Exercise instructions: Repeat the listing in full, exactly as it stands.

Data entries:
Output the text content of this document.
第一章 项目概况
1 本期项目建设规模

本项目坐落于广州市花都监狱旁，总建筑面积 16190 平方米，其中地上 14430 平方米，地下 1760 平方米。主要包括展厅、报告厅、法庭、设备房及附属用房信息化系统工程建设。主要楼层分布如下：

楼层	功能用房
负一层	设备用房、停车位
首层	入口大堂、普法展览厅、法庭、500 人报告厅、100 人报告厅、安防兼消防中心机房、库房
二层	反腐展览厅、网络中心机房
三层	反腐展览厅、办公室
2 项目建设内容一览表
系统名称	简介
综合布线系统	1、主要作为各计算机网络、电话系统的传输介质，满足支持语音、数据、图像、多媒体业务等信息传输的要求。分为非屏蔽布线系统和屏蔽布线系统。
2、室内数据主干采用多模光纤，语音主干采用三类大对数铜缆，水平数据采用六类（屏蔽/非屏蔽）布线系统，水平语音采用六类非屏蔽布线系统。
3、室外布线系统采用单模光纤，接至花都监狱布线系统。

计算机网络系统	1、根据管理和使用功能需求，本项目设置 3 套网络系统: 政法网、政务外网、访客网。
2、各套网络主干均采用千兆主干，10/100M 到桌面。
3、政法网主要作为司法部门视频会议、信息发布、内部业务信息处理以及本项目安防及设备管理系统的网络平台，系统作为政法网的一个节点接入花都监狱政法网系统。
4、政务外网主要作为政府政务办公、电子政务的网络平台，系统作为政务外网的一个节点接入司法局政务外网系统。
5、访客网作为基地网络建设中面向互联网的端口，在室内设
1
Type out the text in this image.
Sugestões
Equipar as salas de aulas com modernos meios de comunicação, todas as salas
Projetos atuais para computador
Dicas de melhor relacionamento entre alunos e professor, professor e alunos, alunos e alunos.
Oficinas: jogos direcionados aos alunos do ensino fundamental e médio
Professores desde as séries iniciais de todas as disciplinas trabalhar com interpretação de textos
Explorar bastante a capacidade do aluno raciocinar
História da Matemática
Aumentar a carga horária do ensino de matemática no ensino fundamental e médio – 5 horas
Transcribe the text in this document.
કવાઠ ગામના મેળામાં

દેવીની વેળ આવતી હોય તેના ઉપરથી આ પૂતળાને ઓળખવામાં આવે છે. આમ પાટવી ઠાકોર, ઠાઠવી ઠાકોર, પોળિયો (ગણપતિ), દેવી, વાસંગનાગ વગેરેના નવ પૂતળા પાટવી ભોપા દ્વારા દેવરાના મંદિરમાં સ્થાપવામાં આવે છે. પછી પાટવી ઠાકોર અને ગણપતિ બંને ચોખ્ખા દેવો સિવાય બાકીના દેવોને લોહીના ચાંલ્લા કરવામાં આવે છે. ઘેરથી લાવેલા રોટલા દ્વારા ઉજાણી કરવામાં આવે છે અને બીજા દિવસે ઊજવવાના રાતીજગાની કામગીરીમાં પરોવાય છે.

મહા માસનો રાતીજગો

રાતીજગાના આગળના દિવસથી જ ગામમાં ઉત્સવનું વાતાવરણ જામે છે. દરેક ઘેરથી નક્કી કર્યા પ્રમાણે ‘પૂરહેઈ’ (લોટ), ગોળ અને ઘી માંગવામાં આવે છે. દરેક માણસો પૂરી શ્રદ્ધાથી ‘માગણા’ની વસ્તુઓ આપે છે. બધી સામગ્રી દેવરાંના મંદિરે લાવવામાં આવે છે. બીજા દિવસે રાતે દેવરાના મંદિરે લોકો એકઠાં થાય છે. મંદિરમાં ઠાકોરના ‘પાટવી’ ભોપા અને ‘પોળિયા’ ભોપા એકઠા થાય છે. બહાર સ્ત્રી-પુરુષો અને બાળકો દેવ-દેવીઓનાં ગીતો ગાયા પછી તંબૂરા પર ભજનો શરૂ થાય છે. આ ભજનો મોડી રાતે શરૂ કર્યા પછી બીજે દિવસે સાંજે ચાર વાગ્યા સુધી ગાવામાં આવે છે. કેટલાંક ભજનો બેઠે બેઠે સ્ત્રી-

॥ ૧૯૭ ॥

Answer for this exercise:
Output the text content of this document.
第一章 项目概况
1 本期项目建设规模

本项目坐落于广州市花都监狱旁，总建筑面积 16190 平方米，其中地上 14430 平方米，地下 1760 平方米。主要包括展厅、报告厅、法庭、设备房及附属用房信息化系统工程建设。主要楼层分布如下：

楼层	功能用房
负一层	设备用房、停车位
首层	入口大堂、普法展览厅、法庭、500 人报告厅、100 人报告厅、安防兼消防中心机房、库房
二层	反腐展览厅、网络中心机房
三层	反腐展览厅、办公室
2 项目建设内容一览表
系统名称	简介
综合布线系统	1、主要作为各计算机网络、电话系统的传输介质，满足支持语音、数据、图像、多媒体业务等信息传输的要求。分为非屏蔽布线系统和屏蔽布线系统。
2、室内数据主干采用多模光纤，语音主干采用三类大对数铜缆，水平数据采用六类（屏蔽/非屏蔽）布线系统，水平语音采用六类非屏蔽布线系统。
3、室外布线系统采用单模光纤，接至花都监狱布线系统。

计算机网络系统	1、根据管理和使用功能需求，本项目设置 3 套网络系统: 政法网、政务外网、访客网。
2、各套网络主干均采用千兆主干，10/100M 到桌面。
3、政法网主要作为司法部门视频会议、信息发布、内部业务信息处理以及本项目安防及设备管理系统的网络平台，系统作为政法网的一个节点接入花都监狱政法网系统。
4、政务外网主要作为政府政务办公、电子政务的网络平台，系统作为政务外网的一个节点接入司法局政务外网系统。
5、访客网作为基地网络建设中面向互联网的端口，在室内设
1
Type out the text in this image.
Sugestões
Equipar as salas de aulas com modernos meios de comunicação, todas as salas
Projetos atuais para computador
Dicas de melhor relacionamento entre alunos e professor, professor e alunos, alunos e alunos.
Oficinas: jogos direcionados aos alunos do ensino fundamental e médio
Professores desde as séries iniciais de todas as disciplinas trabalhar com interpretação de textos
Explorar bastante a capacidade do aluno raciocinar
História da Matemática
Aumentar a carga horária do ensino de matemática no ensino fundamental e médio – 5 horas
Transcribe the text in this document.
કવાઠ ગામના મેળામાં

દેવીની વેળ આવતી હોય તેના ઉપરથી આ પૂતળાને ઓળખવામાં આવે છે. આમ પાટવી ઠાકોર, ઠાઠવી ઠાકોર, પોળિયો (ગણપતિ), દેવી, વાસંગનાગ વગેરેના નવ પૂતળા પાટવી ભોપા દ્વારા દેવરાના મંદિરમાં સ્થાપવામાં આવે છે. પછી પાટવી ઠાકોર અને ગણપતિ બંને ચોખ્ખા દેવો સિવાય બાકીના દેવોને લોહીના ચાંલ્લા કરવામાં આવે છે. ઘેરથી લાવેલા રોટલા દ્વારા ઉજાણી કરવામાં આવે છે અને બીજા દિવસે ઊજવવાના રાતીજગાની કામગીરીમાં પરોવાય છે.

મહા માસનો રાતીજગો

રાતીજગાના આગળના દિવસથી જ ગામમાં ઉત્સવનું વાતાવરણ જામે છે. દરેક ઘેરથી નક્કી કર્યા પ્રમાણે ‘પૂરહેઈ’ (લોટ), ગોળ અને ઘી માંગવામાં આવે છે. દરેક માણસો પૂરી શ્રદ્ધાથી ‘માગણા’ની વસ્તુઓ આપે છે. બધી સામગ્રી દેવરાંના મંદિરે લાવવામાં આવે છે. બીજા દિવસે રાતે દેવરાના મંદિરે લોકો એકઠાં થાય છે. મંદિરમાં ઠાકોરના ‘પાટવી’ ભોપા અને ‘પોળિયા’ ભોપા એકઠા થાય છે. બહાર સ્ત્રી-પુરુષો અને બાળકો દેવ-દેવીઓનાં ગીતો ગાયા પછી તંબૂરા પર ભજનો શરૂ થાય છે. આ ભજનો મોડી રાતે શરૂ કર્યા પછી બીજે દિવસે સાંજે ચાર વાગ્યા સુધી ગાવામાં આવે છે. કેટલાંક ભજનો બેઠે બેઠે સ્ત્રી-

॥ ૧૯૭ ॥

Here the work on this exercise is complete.